Exercise input:
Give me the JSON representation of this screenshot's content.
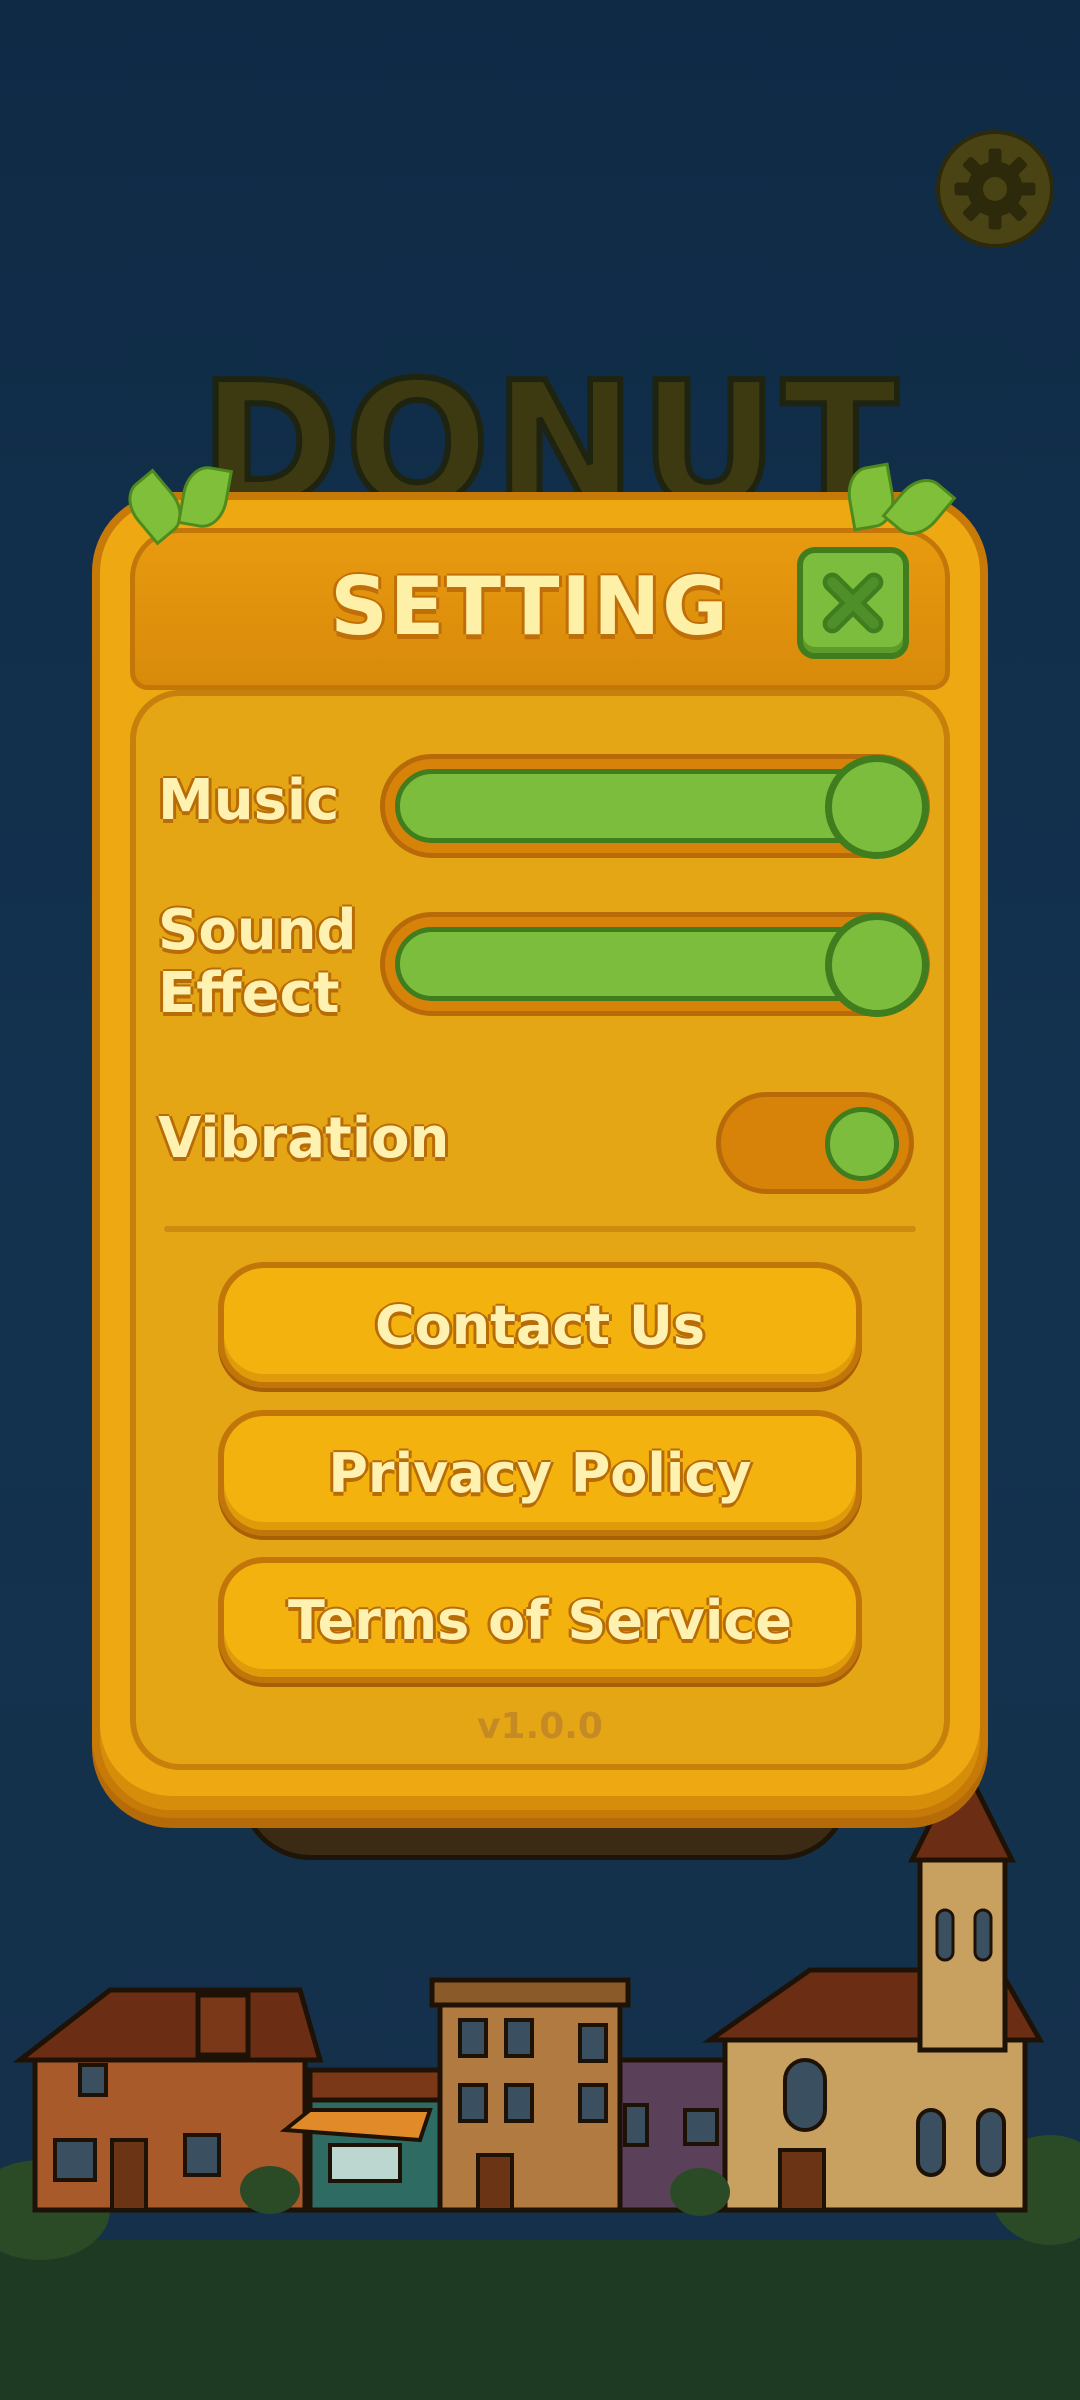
{
  "background": {
    "game_title": "DONUT"
  },
  "dialog": {
    "title": "SETTING",
    "close_icon": "close-x-icon",
    "rows": {
      "music": {
        "label": "Music",
        "level": 1.0
      },
      "sound_effect": {
        "label_line1": "Sound",
        "label_line2": "Effect",
        "level": 1.0
      },
      "vibration": {
        "label": "Vibration",
        "on": true
      }
    },
    "buttons": {
      "contact": "Contact Us",
      "privacy": "Privacy Policy",
      "terms": "Terms of Service"
    },
    "version": "v1.0.0"
  },
  "icons": {
    "top_right": "gear-icon"
  },
  "colors": {
    "background": "#13324f",
    "panel": "#eea812",
    "accent_green": "#7cbd3d",
    "text": "#fff2b0"
  }
}
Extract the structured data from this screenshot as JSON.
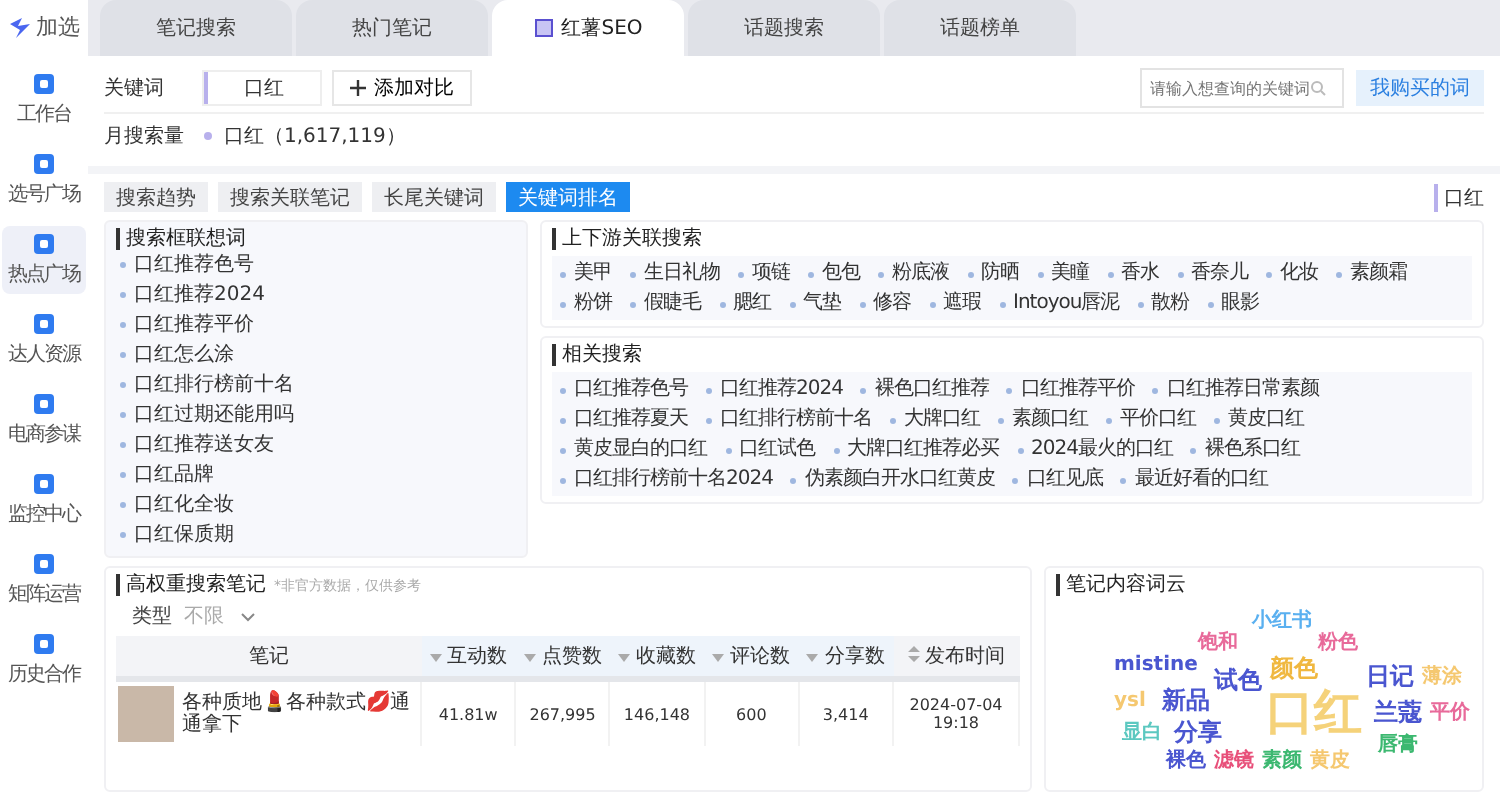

What needs to be done: Reproduce all of the material exactly, apart from the pictures.

Finished task:
Give me the JSON representation of this screenshot's content.
{
  "background": {
    "game_title": "DONUT"
  },
  "dialog": {
    "title": "SETTING",
    "close_icon": "close-x-icon",
    "rows": {
      "music": {
        "label": "Music",
        "level": 1.0
      },
      "sound_effect": {
        "label_line1": "Sound",
        "label_line2": "Effect",
        "level": 1.0
      },
      "vibration": {
        "label": "Vibration",
        "on": true
      }
    },
    "buttons": {
      "contact": "Contact Us",
      "privacy": "Privacy Policy",
      "terms": "Terms of Service"
    },
    "version": "v1.0.0"
  },
  "icons": {
    "top_right": "gear-icon"
  },
  "colors": {
    "background": "#13324f",
    "panel": "#eea812",
    "accent_green": "#7cbd3d",
    "text": "#fff2b0"
  }
}
Extract the structured data from this screenshot as JSON.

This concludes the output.